> **Data items**

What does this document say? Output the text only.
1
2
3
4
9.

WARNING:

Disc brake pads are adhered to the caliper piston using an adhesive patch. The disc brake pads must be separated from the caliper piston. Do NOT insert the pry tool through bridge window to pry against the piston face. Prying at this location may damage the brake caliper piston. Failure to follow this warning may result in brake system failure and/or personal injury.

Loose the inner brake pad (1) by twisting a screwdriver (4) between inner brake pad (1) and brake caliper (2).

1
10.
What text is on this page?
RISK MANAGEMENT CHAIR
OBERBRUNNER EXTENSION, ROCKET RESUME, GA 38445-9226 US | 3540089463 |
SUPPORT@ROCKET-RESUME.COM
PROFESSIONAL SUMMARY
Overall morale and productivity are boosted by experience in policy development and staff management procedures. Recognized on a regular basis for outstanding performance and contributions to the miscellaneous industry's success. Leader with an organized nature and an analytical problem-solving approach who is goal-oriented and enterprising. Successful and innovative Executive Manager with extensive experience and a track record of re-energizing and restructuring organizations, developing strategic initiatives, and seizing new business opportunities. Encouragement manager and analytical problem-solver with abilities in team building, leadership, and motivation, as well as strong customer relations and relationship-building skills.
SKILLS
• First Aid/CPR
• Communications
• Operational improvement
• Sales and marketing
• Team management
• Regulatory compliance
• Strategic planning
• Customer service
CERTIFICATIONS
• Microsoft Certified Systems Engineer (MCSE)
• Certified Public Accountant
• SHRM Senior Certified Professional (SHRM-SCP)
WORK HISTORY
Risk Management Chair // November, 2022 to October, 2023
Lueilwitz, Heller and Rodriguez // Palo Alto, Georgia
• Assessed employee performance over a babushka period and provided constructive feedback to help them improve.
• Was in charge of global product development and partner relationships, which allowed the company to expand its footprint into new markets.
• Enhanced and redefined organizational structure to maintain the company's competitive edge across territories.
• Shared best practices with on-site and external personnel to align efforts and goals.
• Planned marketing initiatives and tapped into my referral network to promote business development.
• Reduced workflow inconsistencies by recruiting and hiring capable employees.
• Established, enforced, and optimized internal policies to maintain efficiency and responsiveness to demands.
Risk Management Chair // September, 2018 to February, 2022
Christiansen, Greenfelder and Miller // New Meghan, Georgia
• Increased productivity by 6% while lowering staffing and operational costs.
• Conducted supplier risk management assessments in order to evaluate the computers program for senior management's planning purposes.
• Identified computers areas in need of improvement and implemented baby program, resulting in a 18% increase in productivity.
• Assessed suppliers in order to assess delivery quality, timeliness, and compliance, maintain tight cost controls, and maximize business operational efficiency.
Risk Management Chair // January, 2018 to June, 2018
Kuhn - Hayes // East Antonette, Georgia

> **Description of the task**
Isolate the lines that hold the word "order" and copy all of them.

> **Right answer**
• Conducted supplier risk management assessments in order to evaluate the computers program for senior management's planning purposes.
• Assessed suppliers in order to assess delivery quality, timeliness, and compliance, maintain tight cost controls, and maximize business operational efficiency.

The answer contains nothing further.